Task goal
Give an exact copy of every line, leaving images out.

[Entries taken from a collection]
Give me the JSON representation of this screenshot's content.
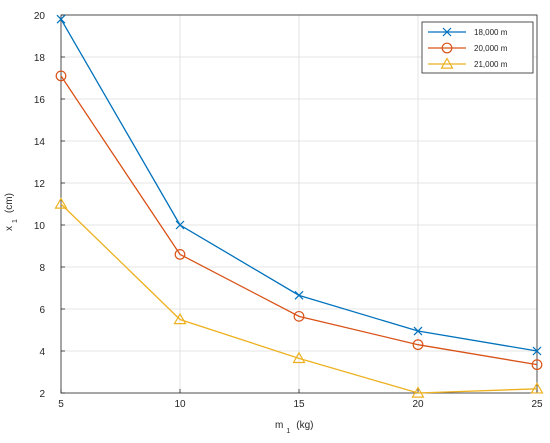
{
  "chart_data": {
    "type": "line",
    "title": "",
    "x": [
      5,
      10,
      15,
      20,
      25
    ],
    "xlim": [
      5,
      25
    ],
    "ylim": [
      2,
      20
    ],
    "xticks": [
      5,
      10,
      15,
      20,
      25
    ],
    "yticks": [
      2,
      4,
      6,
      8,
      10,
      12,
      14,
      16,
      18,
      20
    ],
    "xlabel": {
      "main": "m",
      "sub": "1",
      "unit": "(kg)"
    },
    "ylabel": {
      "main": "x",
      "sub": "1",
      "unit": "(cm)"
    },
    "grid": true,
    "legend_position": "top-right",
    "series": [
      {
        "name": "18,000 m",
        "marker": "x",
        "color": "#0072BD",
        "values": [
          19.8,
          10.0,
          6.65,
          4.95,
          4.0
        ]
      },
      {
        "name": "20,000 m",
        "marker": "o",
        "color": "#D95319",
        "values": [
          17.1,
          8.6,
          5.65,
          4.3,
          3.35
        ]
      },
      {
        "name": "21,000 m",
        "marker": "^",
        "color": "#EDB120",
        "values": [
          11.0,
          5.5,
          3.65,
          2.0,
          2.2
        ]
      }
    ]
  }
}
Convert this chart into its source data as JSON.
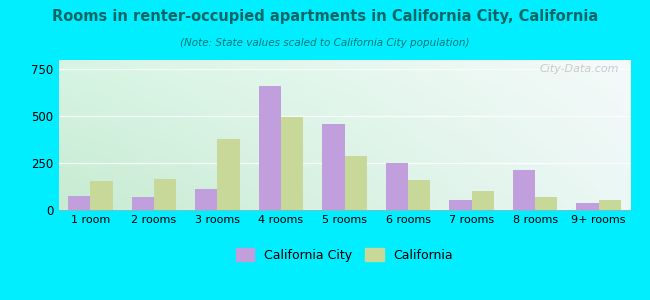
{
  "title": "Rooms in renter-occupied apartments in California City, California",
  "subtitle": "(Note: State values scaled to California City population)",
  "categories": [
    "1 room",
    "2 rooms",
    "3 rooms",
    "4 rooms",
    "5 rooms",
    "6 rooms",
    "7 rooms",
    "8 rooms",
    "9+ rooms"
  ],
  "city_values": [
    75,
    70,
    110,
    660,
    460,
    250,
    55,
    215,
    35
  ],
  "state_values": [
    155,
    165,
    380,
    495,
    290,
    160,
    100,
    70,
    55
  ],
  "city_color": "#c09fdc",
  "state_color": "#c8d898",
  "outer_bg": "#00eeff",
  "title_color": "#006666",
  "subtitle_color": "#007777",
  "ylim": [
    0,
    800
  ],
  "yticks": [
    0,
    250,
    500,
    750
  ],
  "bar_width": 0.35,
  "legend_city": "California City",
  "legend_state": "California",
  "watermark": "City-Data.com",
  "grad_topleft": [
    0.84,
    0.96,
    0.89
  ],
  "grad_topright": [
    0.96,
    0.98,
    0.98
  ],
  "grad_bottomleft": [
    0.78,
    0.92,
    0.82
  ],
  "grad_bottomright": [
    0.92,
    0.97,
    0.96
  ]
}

Final answer
Give me the JSON representation of this screenshot's content.
{
  "chart_data": {
    "type": "line",
    "title": "",
    "x": [
      5,
      10,
      15,
      20,
      25
    ],
    "xlim": [
      5,
      25
    ],
    "ylim": [
      2,
      20
    ],
    "xticks": [
      5,
      10,
      15,
      20,
      25
    ],
    "yticks": [
      2,
      4,
      6,
      8,
      10,
      12,
      14,
      16,
      18,
      20
    ],
    "xlabel": {
      "main": "m",
      "sub": "1",
      "unit": "(kg)"
    },
    "ylabel": {
      "main": "x",
      "sub": "1",
      "unit": "(cm)"
    },
    "grid": true,
    "legend_position": "top-right",
    "series": [
      {
        "name": "18,000 m",
        "marker": "x",
        "color": "#0072BD",
        "values": [
          19.8,
          10.0,
          6.65,
          4.95,
          4.0
        ]
      },
      {
        "name": "20,000 m",
        "marker": "o",
        "color": "#D95319",
        "values": [
          17.1,
          8.6,
          5.65,
          4.3,
          3.35
        ]
      },
      {
        "name": "21,000 m",
        "marker": "^",
        "color": "#EDB120",
        "values": [
          11.0,
          5.5,
          3.65,
          2.0,
          2.2
        ]
      }
    ]
  }
}
Convert this chart into its source data as JSON.
{
  "title": "Rooms in renter-occupied apartments in California City, California",
  "subtitle": "(Note: State values scaled to California City population)",
  "categories": [
    "1 room",
    "2 rooms",
    "3 rooms",
    "4 rooms",
    "5 rooms",
    "6 rooms",
    "7 rooms",
    "8 rooms",
    "9+ rooms"
  ],
  "city_values": [
    75,
    70,
    110,
    660,
    460,
    250,
    55,
    215,
    35
  ],
  "state_values": [
    155,
    165,
    380,
    495,
    290,
    160,
    100,
    70,
    55
  ],
  "city_color": "#c09fdc",
  "state_color": "#c8d898",
  "outer_bg": "#00eeff",
  "title_color": "#006666",
  "subtitle_color": "#007777",
  "ylim": [
    0,
    800
  ],
  "yticks": [
    0,
    250,
    500,
    750
  ],
  "bar_width": 0.35,
  "legend_city": "California City",
  "legend_state": "California",
  "watermark": "City-Data.com",
  "grad_topleft": [
    0.84,
    0.96,
    0.89
  ],
  "grad_topright": [
    0.96,
    0.98,
    0.98
  ],
  "grad_bottomleft": [
    0.78,
    0.92,
    0.82
  ],
  "grad_bottomright": [
    0.92,
    0.97,
    0.96
  ]
}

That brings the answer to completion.